*Instructions to follow*. Wherever the string "close" occurs in a line of these records, report that line.

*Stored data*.
* begin *

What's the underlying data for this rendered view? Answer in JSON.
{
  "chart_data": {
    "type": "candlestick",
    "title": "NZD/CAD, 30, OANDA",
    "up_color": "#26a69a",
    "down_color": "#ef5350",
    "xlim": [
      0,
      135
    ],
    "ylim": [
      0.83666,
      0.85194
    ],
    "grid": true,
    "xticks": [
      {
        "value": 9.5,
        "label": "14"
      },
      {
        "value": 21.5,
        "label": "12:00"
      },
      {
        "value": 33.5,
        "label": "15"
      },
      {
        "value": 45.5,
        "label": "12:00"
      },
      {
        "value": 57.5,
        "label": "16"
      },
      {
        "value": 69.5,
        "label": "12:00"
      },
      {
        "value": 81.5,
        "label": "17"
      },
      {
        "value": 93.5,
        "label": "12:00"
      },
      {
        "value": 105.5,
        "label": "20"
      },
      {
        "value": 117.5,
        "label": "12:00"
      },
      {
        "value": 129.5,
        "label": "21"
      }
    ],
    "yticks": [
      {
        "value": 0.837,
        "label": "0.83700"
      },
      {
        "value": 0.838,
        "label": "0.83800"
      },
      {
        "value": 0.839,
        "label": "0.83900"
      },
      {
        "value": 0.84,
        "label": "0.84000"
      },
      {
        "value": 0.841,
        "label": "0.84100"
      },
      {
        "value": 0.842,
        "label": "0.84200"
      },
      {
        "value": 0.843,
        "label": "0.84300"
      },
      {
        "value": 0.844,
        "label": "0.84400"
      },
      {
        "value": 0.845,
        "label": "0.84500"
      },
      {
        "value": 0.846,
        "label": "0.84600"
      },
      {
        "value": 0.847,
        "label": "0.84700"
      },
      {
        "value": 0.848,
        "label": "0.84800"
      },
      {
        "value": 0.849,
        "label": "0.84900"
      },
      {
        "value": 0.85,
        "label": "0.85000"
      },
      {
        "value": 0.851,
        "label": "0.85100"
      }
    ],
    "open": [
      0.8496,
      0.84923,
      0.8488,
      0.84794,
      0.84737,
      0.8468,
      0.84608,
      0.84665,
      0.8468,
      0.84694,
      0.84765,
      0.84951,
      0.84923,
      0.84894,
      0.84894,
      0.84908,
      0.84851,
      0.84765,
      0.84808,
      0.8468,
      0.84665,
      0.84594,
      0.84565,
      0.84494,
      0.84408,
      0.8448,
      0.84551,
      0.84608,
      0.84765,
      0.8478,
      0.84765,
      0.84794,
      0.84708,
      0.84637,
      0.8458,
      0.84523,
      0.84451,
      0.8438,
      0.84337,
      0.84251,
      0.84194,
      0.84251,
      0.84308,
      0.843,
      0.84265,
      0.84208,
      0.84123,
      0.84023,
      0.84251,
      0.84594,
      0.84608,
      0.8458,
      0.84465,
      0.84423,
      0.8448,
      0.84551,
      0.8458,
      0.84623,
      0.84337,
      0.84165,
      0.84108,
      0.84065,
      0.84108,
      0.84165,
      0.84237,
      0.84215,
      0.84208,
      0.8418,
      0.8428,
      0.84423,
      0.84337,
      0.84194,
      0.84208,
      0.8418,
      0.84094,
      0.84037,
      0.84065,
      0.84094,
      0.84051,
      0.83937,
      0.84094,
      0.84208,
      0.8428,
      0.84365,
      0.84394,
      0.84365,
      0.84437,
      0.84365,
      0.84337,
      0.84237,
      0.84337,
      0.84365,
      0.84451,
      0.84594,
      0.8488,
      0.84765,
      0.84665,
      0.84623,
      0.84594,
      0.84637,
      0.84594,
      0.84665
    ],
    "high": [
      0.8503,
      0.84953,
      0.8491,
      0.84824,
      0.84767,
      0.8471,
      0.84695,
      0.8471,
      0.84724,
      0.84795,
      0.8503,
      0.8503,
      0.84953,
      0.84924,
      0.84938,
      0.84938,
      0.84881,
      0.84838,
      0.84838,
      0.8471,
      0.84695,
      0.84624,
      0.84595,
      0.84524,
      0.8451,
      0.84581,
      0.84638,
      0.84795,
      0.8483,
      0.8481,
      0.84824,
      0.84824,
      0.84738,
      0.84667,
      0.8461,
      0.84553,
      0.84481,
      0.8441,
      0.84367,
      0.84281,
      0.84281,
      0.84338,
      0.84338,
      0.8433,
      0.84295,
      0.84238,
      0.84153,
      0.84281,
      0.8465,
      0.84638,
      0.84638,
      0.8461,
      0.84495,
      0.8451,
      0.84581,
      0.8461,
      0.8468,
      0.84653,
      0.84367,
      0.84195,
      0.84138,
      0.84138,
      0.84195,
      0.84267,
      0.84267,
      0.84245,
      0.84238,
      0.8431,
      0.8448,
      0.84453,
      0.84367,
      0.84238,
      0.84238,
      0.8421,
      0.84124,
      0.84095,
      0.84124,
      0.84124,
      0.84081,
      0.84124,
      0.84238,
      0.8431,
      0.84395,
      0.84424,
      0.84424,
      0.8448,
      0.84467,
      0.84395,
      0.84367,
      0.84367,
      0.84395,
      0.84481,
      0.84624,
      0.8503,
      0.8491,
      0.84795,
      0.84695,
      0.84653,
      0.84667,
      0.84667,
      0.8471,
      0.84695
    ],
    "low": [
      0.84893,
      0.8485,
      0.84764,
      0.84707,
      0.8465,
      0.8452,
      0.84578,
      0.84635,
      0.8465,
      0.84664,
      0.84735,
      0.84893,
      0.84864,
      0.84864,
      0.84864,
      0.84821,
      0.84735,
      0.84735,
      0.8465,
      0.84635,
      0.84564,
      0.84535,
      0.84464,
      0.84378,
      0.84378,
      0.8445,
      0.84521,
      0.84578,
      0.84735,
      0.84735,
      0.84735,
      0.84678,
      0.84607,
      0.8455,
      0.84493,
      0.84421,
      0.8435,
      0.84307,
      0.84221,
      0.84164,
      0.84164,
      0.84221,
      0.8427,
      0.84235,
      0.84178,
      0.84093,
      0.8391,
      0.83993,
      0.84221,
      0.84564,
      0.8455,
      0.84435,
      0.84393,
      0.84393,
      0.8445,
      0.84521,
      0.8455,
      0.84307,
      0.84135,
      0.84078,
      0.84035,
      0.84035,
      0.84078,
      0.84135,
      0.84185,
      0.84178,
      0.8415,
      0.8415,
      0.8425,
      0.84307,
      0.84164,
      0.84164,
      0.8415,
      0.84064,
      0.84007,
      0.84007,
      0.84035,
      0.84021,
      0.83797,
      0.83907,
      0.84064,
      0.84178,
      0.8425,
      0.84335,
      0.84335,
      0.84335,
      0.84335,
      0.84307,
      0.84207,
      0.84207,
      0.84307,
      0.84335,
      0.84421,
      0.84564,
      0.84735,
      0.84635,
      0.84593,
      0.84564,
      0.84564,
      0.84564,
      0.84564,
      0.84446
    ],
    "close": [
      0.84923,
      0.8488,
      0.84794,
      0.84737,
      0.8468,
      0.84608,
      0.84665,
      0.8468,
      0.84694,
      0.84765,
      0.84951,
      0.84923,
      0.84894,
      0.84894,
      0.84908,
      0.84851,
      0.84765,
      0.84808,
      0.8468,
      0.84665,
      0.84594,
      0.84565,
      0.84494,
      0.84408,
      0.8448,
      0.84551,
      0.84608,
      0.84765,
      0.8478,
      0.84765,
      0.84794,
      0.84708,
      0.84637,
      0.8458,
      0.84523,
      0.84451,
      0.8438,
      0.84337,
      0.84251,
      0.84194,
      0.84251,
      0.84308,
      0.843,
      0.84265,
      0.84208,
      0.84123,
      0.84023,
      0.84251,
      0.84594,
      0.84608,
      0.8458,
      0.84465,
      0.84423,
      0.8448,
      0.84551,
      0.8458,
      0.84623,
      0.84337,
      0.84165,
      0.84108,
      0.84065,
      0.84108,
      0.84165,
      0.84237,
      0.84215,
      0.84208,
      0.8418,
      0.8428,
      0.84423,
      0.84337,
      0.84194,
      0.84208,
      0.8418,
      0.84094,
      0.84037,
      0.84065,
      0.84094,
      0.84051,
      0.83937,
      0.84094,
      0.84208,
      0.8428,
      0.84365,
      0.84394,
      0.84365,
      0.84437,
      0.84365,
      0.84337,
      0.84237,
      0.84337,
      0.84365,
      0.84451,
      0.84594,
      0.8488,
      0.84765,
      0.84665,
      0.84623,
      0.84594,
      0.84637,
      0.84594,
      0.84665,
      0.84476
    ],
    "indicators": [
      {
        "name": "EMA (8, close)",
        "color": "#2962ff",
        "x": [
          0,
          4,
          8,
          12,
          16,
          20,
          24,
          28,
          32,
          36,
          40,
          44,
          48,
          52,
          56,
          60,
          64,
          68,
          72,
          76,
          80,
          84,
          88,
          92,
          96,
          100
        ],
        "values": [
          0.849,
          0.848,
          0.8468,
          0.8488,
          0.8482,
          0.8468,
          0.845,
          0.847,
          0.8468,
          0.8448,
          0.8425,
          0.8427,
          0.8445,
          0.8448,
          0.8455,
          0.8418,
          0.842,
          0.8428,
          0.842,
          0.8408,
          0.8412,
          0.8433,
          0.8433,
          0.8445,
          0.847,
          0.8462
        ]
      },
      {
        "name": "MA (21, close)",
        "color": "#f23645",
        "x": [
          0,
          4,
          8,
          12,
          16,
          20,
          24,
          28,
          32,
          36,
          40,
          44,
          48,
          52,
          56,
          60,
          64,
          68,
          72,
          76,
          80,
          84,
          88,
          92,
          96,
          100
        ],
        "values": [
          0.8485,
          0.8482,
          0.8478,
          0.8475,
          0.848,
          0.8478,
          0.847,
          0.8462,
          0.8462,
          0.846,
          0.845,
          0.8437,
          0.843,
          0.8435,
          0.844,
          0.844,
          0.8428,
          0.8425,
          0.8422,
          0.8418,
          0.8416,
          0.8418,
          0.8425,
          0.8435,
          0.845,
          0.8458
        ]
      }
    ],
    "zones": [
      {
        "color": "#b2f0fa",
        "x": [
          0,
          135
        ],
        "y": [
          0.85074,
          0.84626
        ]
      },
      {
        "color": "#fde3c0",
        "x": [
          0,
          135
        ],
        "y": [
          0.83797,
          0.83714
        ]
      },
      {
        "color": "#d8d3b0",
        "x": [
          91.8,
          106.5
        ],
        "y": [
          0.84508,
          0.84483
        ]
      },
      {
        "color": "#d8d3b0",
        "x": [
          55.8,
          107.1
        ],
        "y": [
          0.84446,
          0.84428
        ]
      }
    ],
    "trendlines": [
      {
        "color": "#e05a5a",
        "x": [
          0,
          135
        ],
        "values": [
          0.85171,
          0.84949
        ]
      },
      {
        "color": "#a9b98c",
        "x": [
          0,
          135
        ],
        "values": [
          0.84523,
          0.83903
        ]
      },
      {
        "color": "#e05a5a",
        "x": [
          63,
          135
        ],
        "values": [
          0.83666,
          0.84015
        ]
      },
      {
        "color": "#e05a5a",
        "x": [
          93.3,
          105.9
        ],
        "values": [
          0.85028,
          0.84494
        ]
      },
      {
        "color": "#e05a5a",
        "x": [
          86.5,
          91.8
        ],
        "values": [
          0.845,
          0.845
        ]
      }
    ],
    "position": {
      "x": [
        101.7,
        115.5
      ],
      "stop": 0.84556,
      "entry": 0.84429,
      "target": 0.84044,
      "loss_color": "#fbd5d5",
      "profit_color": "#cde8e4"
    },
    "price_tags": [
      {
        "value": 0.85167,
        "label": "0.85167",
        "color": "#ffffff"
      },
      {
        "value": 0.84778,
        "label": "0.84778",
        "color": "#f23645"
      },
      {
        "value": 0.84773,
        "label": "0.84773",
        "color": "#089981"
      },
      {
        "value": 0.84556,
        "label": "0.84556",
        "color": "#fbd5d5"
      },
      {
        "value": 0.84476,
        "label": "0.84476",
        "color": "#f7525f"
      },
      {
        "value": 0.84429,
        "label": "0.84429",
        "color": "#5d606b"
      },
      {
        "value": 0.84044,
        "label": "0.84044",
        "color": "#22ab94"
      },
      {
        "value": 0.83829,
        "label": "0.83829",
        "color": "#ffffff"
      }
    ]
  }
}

* end *

*Result*.
    "close": [
        "name": "EMA (8, close)",
        "name": "MA (21, close)",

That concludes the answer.